### Goal:
Within the records that follow, find every line containing the string "Number". Copy those lines.

— start of The data —

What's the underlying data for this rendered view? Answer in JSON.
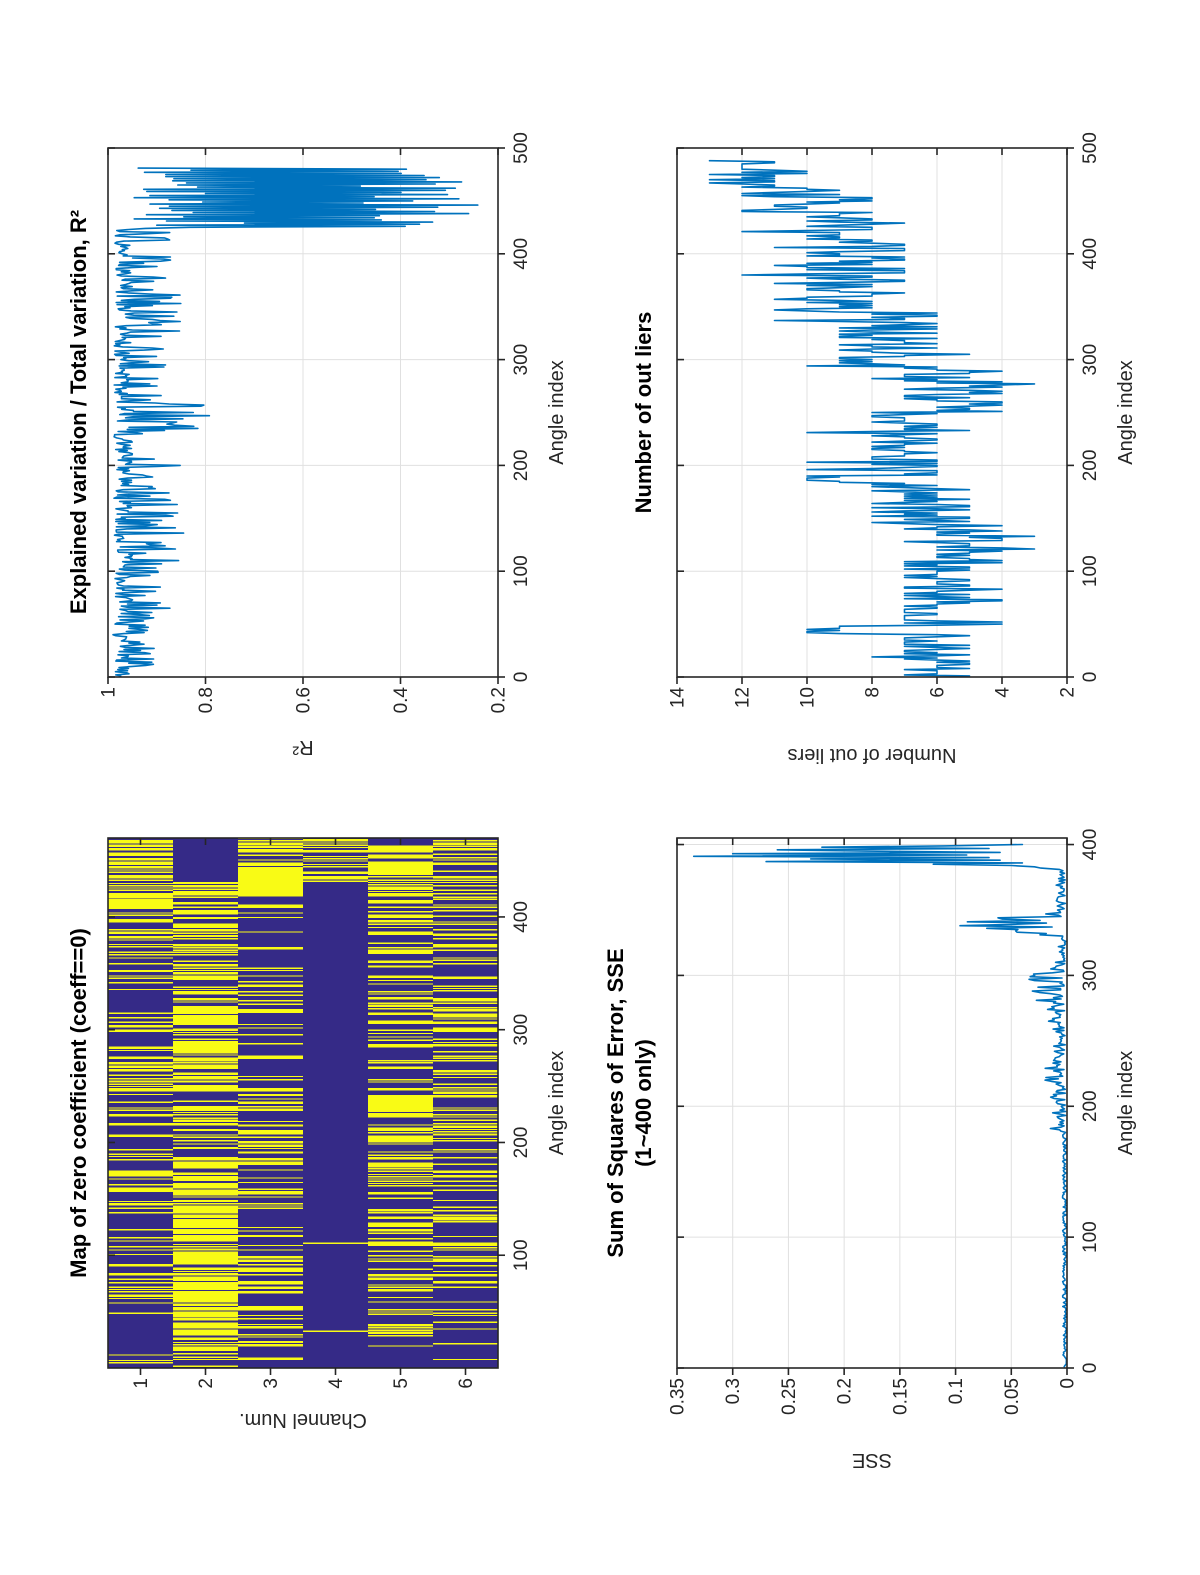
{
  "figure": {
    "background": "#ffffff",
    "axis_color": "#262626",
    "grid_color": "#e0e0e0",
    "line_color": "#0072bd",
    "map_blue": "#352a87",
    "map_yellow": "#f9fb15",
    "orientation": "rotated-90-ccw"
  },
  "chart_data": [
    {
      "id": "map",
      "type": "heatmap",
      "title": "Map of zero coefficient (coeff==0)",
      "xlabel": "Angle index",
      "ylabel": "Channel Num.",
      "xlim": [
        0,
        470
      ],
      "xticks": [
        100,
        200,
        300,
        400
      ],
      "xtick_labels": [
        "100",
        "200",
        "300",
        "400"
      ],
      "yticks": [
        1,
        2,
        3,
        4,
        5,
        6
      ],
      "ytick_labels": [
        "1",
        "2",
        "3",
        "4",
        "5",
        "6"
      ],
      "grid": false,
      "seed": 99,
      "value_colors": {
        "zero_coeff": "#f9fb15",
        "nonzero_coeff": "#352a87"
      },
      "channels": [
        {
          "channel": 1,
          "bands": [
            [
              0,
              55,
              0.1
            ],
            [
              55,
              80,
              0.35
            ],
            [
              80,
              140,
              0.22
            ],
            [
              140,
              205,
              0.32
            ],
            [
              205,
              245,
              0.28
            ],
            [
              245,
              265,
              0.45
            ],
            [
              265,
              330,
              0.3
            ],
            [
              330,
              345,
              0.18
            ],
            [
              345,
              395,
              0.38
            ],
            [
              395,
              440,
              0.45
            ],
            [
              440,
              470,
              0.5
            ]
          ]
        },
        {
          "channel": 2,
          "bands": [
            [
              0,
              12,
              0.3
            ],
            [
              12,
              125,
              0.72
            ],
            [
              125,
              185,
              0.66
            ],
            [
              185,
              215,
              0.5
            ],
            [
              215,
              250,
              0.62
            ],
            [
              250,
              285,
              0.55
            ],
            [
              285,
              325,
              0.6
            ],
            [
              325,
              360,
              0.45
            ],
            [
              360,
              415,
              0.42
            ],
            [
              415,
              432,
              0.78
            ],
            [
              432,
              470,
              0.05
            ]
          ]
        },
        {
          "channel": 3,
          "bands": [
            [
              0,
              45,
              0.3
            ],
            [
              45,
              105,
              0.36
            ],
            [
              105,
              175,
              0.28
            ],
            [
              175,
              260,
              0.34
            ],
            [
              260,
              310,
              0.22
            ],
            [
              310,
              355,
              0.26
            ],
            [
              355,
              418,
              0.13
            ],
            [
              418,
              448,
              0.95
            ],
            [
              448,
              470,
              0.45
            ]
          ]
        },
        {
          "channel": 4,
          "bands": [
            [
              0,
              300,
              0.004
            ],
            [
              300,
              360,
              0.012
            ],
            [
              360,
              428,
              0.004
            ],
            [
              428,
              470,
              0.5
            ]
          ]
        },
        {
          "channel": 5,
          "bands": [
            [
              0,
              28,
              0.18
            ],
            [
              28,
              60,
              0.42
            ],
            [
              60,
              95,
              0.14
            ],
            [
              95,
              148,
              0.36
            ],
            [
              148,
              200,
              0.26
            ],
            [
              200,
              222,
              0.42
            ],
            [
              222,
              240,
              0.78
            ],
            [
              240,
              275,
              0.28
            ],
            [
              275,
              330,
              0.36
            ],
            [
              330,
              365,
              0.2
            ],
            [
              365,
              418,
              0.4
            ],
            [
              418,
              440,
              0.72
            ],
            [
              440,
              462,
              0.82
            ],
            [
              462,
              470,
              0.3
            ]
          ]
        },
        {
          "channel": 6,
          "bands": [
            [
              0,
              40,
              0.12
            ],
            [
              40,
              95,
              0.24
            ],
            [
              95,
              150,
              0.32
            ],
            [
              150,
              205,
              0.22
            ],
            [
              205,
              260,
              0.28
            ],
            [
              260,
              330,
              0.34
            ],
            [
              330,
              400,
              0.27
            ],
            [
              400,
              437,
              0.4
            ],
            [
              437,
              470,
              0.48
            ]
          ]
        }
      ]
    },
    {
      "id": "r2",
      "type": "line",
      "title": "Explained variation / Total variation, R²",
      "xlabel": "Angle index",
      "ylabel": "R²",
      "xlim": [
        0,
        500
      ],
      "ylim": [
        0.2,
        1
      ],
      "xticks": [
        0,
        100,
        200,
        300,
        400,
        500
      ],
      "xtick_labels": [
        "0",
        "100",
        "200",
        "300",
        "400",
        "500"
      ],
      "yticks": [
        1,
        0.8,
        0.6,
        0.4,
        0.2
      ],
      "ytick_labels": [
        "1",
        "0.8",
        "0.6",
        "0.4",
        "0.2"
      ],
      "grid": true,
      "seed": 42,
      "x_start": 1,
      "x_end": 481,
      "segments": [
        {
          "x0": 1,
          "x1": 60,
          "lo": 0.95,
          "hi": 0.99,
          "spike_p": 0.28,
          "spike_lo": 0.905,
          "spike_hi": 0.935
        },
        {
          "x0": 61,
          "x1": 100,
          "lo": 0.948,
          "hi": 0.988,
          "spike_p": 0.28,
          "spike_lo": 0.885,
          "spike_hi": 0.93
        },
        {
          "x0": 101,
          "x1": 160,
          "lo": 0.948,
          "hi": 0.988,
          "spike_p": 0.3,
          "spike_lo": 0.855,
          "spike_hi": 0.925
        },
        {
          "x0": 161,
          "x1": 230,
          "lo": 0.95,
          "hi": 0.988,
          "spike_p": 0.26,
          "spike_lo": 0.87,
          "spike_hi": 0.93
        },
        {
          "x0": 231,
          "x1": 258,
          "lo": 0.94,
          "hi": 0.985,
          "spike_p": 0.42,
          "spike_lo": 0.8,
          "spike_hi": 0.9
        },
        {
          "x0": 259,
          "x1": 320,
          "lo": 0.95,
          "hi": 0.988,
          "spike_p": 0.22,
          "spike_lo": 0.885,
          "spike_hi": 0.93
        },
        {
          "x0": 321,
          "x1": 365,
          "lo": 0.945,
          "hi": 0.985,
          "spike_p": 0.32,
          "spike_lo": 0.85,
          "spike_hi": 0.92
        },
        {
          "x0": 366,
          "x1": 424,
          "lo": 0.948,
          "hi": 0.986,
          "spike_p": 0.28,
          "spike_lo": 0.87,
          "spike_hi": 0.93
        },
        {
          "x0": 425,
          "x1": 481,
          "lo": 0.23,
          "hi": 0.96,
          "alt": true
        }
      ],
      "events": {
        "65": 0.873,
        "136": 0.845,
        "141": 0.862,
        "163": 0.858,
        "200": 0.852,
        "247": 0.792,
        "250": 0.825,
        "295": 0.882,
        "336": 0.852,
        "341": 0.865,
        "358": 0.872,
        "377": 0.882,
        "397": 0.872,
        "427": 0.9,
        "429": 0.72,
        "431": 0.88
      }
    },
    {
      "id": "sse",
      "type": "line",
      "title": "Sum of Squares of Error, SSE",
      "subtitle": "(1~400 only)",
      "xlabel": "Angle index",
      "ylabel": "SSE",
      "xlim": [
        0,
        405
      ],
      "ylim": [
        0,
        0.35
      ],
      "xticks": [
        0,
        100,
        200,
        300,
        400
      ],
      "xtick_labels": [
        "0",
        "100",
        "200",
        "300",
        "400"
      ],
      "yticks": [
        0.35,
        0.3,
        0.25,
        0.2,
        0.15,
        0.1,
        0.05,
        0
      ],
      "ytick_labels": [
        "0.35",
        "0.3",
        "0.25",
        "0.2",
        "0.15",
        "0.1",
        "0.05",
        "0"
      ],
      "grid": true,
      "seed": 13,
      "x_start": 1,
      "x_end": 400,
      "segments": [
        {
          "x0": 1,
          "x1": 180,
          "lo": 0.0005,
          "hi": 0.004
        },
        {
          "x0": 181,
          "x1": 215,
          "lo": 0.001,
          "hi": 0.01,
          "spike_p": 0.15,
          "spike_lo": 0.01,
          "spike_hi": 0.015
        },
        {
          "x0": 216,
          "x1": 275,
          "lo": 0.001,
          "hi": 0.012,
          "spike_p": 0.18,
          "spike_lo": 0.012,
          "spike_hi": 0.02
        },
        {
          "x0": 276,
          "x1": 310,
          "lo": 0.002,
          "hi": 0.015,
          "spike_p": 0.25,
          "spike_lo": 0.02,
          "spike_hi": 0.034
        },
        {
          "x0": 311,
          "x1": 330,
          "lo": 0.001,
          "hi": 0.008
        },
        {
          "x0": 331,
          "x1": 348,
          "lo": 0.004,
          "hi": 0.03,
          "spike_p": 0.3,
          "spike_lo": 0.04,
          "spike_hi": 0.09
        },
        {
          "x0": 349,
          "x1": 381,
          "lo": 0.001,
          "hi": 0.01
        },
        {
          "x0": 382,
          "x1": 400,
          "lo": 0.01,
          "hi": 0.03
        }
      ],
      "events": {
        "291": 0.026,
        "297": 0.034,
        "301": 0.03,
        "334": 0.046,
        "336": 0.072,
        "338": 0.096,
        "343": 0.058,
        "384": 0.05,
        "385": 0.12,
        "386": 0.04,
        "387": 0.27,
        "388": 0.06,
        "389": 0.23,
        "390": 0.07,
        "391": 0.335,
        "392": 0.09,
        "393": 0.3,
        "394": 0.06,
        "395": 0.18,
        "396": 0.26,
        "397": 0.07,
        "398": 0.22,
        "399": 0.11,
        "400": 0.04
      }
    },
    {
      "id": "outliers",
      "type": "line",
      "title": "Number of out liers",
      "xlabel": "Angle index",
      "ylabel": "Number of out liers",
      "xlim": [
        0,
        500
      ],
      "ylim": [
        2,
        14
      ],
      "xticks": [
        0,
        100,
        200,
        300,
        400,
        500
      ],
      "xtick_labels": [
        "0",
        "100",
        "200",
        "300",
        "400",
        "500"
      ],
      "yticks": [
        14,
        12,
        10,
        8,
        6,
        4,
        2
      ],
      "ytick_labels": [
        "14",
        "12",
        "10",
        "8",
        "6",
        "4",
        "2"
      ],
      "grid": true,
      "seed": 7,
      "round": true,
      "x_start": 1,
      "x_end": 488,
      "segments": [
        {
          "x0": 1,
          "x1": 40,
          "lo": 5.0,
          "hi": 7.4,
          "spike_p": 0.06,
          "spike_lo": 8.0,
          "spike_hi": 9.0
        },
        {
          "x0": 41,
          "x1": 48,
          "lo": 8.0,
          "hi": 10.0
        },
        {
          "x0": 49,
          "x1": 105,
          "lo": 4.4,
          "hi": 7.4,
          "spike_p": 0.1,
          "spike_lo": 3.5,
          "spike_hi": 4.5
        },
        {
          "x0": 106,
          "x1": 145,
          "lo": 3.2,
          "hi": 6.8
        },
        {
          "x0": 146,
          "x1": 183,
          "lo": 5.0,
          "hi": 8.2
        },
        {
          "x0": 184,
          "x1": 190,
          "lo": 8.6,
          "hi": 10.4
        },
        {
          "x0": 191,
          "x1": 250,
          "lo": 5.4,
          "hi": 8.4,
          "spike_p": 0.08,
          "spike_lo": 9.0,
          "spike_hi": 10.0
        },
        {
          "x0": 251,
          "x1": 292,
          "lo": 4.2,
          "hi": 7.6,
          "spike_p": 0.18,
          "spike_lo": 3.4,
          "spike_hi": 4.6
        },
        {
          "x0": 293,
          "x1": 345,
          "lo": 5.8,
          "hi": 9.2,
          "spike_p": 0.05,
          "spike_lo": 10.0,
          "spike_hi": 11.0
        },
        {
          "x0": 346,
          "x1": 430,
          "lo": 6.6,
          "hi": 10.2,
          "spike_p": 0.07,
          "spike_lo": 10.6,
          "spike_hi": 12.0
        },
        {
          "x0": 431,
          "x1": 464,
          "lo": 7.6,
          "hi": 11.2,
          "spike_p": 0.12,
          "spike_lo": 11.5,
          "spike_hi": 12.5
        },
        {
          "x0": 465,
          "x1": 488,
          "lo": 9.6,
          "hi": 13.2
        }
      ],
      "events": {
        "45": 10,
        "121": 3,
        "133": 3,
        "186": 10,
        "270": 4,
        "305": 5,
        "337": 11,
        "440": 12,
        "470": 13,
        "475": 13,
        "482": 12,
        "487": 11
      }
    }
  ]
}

— end of The data —

### Task response:
      "title": "Number of out liers",
      "ylabel": "Number of out liers",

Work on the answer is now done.